• _OBJECTIVE_
In the records below, find each line with the word "inch" and copy it.

• _RECORDS_
........

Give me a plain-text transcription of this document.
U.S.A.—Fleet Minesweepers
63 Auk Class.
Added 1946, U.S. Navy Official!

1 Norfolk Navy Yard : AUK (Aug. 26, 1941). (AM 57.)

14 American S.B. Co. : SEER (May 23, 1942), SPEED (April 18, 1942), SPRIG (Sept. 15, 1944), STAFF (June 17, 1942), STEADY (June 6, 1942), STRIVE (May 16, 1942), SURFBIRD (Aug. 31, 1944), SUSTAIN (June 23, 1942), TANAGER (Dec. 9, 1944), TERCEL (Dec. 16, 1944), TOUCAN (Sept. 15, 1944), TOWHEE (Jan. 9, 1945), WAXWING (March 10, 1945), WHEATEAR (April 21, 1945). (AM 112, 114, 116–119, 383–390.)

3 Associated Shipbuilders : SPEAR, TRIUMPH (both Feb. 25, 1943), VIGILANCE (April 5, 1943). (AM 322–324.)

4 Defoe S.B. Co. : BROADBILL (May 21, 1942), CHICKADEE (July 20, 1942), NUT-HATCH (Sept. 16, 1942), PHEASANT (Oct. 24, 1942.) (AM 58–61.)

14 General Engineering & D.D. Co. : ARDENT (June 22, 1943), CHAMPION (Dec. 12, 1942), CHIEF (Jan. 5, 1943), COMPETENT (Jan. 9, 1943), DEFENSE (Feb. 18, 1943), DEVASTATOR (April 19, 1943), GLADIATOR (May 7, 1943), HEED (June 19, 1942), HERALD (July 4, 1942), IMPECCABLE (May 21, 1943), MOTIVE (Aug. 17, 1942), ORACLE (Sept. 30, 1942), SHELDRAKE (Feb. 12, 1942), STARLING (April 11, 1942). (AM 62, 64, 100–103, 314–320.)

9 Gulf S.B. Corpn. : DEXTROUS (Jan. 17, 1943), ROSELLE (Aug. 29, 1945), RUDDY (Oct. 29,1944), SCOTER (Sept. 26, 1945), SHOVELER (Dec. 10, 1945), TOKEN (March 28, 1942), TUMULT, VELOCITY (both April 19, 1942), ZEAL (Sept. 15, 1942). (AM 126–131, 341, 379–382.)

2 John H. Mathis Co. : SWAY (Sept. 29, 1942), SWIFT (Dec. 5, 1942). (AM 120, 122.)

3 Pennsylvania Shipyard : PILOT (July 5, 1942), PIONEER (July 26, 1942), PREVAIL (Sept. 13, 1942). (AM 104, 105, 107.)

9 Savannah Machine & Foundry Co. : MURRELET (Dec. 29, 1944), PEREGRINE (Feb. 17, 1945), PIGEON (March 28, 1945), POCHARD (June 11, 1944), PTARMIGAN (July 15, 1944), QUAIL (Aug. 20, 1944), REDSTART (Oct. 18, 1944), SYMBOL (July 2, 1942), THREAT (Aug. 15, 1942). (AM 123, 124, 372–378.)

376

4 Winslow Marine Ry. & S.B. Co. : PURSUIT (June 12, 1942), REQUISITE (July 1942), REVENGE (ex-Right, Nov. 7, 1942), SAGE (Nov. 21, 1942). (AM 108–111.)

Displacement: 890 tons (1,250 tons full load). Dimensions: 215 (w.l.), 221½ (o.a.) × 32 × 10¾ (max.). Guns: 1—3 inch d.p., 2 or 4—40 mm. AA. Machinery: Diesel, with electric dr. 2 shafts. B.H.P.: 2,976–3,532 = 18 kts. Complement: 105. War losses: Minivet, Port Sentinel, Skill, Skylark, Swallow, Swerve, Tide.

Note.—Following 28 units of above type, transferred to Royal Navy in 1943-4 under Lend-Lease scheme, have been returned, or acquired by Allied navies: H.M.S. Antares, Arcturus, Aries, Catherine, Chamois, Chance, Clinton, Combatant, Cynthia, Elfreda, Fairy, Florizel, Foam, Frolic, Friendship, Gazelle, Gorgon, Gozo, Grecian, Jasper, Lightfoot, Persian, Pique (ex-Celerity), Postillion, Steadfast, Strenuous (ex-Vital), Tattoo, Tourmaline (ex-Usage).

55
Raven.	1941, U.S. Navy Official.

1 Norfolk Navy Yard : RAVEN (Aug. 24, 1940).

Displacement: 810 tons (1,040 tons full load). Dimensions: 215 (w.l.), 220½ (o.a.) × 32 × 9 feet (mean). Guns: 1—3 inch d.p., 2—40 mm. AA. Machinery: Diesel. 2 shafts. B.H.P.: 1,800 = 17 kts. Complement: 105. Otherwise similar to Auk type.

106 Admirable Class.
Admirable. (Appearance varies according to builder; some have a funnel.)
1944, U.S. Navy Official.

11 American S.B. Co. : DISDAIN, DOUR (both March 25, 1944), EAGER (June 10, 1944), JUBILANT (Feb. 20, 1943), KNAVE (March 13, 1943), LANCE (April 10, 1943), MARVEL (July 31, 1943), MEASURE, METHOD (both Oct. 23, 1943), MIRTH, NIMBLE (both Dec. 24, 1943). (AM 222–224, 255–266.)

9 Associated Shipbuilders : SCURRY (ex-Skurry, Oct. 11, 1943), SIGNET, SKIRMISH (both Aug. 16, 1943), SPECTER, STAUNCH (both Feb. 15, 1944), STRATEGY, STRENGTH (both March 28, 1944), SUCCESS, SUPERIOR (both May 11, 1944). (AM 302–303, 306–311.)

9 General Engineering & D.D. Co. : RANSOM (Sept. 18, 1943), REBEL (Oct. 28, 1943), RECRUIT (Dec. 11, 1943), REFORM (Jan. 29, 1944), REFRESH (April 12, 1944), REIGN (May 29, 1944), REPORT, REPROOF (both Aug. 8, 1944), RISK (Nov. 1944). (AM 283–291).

........

• _RESULT OF THE TASK_
Displacement: 890 tons (1,250 tons full load). Dimensions: 215 (w.l.), 221½ (o.a.) × 32 × 10¾ (max.). Guns: 1—3 inch d.p., 2 or 4—40 mm. AA. Machinery: Diesel, with electric dr. 2 shafts. B.H.P.: 2,976–3,532 = 18 kts. Complement: 105. War losses: Minivet, Port Sentinel, Skill, Skylark, Swallow, Swerve, Tide.
Displacement: 810 tons (1,040 tons full load). Dimensions: 215 (w.l.), 220½ (o.a.) × 32 × 9 feet (mean). Guns: 1—3 inch d.p., 2—40 mm. AA. Machinery: Diesel. 2 shafts. B.H.P.: 1,800 = 17 kts. Complement: 105. Otherwise similar to Auk type.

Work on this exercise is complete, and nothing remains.